• Records for the exercise:
^^^^^^^^
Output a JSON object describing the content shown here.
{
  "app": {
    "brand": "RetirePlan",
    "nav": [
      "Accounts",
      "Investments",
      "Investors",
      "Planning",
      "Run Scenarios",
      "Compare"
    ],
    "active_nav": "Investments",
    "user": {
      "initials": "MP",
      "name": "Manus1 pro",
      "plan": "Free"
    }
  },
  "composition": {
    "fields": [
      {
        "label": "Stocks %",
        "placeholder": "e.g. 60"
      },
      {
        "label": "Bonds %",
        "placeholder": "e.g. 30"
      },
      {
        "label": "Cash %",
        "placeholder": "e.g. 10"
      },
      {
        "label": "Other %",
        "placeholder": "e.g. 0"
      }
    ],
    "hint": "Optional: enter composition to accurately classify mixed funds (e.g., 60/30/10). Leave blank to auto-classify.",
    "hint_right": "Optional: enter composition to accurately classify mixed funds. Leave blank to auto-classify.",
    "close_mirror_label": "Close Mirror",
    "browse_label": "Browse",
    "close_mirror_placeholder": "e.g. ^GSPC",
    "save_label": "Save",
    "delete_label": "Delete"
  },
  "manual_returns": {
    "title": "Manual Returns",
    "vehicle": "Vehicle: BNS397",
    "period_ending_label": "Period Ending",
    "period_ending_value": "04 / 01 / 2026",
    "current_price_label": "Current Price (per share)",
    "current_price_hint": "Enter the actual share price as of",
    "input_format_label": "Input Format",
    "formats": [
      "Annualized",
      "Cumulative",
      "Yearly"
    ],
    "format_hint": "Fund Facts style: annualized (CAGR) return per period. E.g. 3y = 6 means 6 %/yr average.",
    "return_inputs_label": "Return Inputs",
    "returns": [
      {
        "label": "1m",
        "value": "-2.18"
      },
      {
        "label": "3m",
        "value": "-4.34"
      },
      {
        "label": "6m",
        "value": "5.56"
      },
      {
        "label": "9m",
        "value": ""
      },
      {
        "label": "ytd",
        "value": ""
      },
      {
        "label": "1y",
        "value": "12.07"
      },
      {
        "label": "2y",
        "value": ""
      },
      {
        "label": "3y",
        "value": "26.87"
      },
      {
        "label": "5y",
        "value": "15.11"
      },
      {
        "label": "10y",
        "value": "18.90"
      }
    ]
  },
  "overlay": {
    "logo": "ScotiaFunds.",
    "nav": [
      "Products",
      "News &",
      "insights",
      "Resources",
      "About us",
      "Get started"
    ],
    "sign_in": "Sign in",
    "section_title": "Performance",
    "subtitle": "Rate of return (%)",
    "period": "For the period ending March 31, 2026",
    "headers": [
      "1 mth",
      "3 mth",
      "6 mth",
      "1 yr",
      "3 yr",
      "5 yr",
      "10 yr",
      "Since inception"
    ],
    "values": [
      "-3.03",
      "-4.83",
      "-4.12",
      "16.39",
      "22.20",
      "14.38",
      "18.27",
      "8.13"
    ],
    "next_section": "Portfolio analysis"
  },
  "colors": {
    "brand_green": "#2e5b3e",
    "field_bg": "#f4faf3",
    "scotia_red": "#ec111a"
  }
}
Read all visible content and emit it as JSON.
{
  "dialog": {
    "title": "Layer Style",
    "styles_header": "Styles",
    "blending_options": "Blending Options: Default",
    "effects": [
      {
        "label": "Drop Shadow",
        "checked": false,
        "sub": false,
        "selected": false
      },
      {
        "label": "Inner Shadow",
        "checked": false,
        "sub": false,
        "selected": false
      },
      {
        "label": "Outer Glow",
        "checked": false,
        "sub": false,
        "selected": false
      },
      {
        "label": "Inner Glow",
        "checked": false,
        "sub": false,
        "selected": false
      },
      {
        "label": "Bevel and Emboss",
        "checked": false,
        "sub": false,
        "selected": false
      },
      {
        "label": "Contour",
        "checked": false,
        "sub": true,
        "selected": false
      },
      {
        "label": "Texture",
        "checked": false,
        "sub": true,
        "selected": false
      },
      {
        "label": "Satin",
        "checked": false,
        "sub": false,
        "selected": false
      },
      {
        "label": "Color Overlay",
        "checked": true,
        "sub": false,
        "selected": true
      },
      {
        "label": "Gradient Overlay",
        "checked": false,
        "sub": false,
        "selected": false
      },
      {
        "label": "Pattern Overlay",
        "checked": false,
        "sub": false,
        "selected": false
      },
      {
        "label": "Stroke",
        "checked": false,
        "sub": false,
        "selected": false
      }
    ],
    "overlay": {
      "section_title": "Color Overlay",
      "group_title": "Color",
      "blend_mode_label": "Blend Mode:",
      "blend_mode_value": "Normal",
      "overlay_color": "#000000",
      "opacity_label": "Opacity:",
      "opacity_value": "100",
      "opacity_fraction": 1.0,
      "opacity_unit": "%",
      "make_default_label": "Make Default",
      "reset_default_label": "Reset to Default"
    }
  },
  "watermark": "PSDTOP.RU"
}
^^^^^^^^
• Aim:
Repeat the data exactly. Leave nothing out.

• Completed task:
Output a JSON object describing the content shown here.
{
  "app": {
    "brand": "RetirePlan",
    "nav": [
      "Accounts",
      "Investments",
      "Investors",
      "Planning",
      "Run Scenarios",
      "Compare"
    ],
    "active_nav": "Investments",
    "user": {
      "initials": "MP",
      "name": "Manus1 pro",
      "plan": "Free"
    }
  },
  "composition": {
    "fields": [
      {
        "label": "Stocks %",
        "placeholder": "e.g. 60"
      },
      {
        "label": "Bonds %",
        "placeholder": "e.g. 30"
      },
      {
        "label": "Cash %",
        "placeholder": "e.g. 10"
      },
      {
        "label": "Other %",
        "placeholder": "e.g. 0"
      }
    ],
    "hint": "Optional: enter composition to accurately classify mixed funds (e.g., 60/30/10). Leave blank to auto-classify.",
    "hint_right": "Optional: enter composition to accurately classify mixed funds. Leave blank to auto-classify.",
    "close_mirror_label": "Close Mirror",
    "browse_label": "Browse",
    "close_mirror_placeholder": "e.g. ^GSPC",
    "save_label": "Save",
    "delete_label": "Delete"
  },
  "manual_returns": {
    "title": "Manual Returns",
    "vehicle": "Vehicle: BNS397",
    "period_ending_label": "Period Ending",
    "period_ending_value": "04 / 01 / 2026",
    "current_price_label": "Current Price (per share)",
    "current_price_hint": "Enter the actual share price as of",
    "input_format_label": "Input Format",
    "formats": [
      "Annualized",
      "Cumulative",
      "Yearly"
    ],
    "format_hint": "Fund Facts style: annualized (CAGR) return per period. E.g. 3y = 6 means 6 %/yr average.",
    "return_inputs_label": "Return Inputs",
    "returns": [
      {
        "label": "1m",
        "value": "-2.18"
      },
      {
        "label": "3m",
        "value": "-4.34"
      },
      {
        "label": "6m",
        "value": "5.56"
      },
      {
        "label": "9m",
        "value": ""
      },
      {
        "label": "ytd",
        "value": ""
      },
      {
        "label": "1y",
        "value": "12.07"
      },
      {
        "label": "2y",
        "value": ""
      },
      {
        "label": "3y",
        "value": "26.87"
      },
      {
        "label": "5y",
        "value": "15.11"
      },
      {
        "label": "10y",
        "value": "18.90"
      }
    ]
  },
  "overlay": {
    "logo": "ScotiaFunds.",
    "nav": [
      "Products",
      "News &",
      "insights",
      "Resources",
      "About us",
      "Get started"
    ],
    "sign_in": "Sign in",
    "section_title": "Performance",
    "subtitle": "Rate of return (%)",
    "period": "For the period ending March 31, 2026",
    "headers": [
      "1 mth",
      "3 mth",
      "6 mth",
      "1 yr",
      "3 yr",
      "5 yr",
      "10 yr",
      "Since inception"
    ],
    "values": [
      "-3.03",
      "-4.83",
      "-4.12",
      "16.39",
      "22.20",
      "14.38",
      "18.27",
      "8.13"
    ],
    "next_section": "Portfolio analysis"
  },
  "colors": {
    "brand_green": "#2e5b3e",
    "field_bg": "#f4faf3",
    "scotia_red": "#ec111a"
  }
}
Read all visible content and emit it as JSON.
{
  "dialog": {
    "title": "Layer Style",
    "styles_header": "Styles",
    "blending_options": "Blending Options: Default",
    "effects": [
      {
        "label": "Drop Shadow",
        "checked": false,
        "sub": false,
        "selected": false
      },
      {
        "label": "Inner Shadow",
        "checked": false,
        "sub": false,
        "selected": false
      },
      {
        "label": "Outer Glow",
        "checked": false,
        "sub": false,
        "selected": false
      },
      {
        "label": "Inner Glow",
        "checked": false,
        "sub": false,
        "selected": false
      },
      {
        "label": "Bevel and Emboss",
        "checked": false,
        "sub": false,
        "selected": false
      },
      {
        "label": "Contour",
        "checked": false,
        "sub": true,
        "selected": false
      },
      {
        "label": "Texture",
        "checked": false,
        "sub": true,
        "selected": false
      },
      {
        "label": "Satin",
        "checked": false,
        "sub": false,
        "selected": false
      },
      {
        "label": "Color Overlay",
        "checked": true,
        "sub": false,
        "selected": true
      },
      {
        "label": "Gradient Overlay",
        "checked": false,
        "sub": false,
        "selected": false
      },
      {
        "label": "Pattern Overlay",
        "checked": false,
        "sub": false,
        "selected": false
      },
      {
        "label": "Stroke",
        "checked": false,
        "sub": false,
        "selected": false
      }
    ],
    "overlay": {
      "section_title": "Color Overlay",
      "group_title": "Color",
      "blend_mode_label": "Blend Mode:",
      "blend_mode_value": "Normal",
      "overlay_color": "#000000",
      "opacity_label": "Opacity:",
      "opacity_value": "100",
      "opacity_fraction": 1.0,
      "opacity_unit": "%",
      "make_default_label": "Make Default",
      "reset_default_label": "Reset to Default"
    }
  },
  "watermark": "PSDTOP.RU"
}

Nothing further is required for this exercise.